Begin Given data

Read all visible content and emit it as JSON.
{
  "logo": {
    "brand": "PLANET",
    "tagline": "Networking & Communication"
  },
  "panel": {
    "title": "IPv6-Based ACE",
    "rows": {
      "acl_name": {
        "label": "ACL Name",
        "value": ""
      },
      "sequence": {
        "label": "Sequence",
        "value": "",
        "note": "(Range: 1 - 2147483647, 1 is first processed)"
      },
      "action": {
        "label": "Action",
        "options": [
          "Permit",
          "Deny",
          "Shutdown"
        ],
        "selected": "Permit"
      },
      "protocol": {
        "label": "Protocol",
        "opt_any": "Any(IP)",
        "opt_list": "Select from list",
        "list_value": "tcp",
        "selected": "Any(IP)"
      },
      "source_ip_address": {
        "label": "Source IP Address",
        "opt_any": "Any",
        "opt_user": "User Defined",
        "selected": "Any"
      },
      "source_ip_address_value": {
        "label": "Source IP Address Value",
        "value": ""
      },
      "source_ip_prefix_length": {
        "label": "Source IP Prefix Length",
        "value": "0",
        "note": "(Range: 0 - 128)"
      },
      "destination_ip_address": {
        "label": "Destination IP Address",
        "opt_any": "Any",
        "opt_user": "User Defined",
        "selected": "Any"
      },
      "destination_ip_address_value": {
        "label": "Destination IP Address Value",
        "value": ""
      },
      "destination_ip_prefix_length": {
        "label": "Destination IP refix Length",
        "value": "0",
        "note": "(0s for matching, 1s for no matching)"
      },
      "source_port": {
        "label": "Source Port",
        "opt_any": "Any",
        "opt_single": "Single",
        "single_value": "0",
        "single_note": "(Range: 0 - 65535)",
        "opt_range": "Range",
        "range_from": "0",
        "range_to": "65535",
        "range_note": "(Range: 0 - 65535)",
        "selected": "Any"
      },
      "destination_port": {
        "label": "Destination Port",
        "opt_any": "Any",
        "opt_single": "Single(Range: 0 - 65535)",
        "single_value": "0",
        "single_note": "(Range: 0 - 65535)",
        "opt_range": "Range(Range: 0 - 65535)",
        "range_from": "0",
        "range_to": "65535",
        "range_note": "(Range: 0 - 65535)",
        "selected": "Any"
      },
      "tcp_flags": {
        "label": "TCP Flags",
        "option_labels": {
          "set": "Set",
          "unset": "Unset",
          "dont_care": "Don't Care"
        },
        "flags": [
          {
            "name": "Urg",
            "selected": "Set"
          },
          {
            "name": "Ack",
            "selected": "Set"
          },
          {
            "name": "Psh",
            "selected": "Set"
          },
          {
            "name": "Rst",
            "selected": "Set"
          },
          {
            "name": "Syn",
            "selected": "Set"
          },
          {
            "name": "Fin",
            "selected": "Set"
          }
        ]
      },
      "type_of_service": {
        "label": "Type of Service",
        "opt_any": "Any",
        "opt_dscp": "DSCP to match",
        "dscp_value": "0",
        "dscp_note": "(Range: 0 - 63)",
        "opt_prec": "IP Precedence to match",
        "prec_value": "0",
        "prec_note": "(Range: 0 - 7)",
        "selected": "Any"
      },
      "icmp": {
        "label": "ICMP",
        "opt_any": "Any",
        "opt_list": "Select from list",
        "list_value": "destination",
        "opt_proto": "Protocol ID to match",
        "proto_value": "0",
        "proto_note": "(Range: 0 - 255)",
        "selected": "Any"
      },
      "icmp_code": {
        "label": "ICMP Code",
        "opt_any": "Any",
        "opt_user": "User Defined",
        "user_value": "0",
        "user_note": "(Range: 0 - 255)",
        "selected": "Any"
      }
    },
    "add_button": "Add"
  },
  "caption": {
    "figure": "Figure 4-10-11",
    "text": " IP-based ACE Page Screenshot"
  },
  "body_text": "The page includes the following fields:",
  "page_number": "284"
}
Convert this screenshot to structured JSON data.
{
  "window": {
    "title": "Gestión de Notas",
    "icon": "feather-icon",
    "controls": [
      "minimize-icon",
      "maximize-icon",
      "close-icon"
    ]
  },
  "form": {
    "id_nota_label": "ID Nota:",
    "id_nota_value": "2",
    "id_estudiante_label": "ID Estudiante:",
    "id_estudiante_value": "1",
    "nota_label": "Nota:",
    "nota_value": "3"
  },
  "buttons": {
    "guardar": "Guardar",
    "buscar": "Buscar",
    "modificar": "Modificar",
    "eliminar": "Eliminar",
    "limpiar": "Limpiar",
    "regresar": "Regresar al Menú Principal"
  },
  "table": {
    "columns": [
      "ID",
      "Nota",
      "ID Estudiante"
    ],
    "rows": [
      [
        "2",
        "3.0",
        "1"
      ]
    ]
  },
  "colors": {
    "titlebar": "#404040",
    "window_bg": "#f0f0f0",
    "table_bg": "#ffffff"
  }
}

End Given data

Short task :: Of the lines in the entries, how many include the word "JSON"? State only the number.

Problem solution :: 2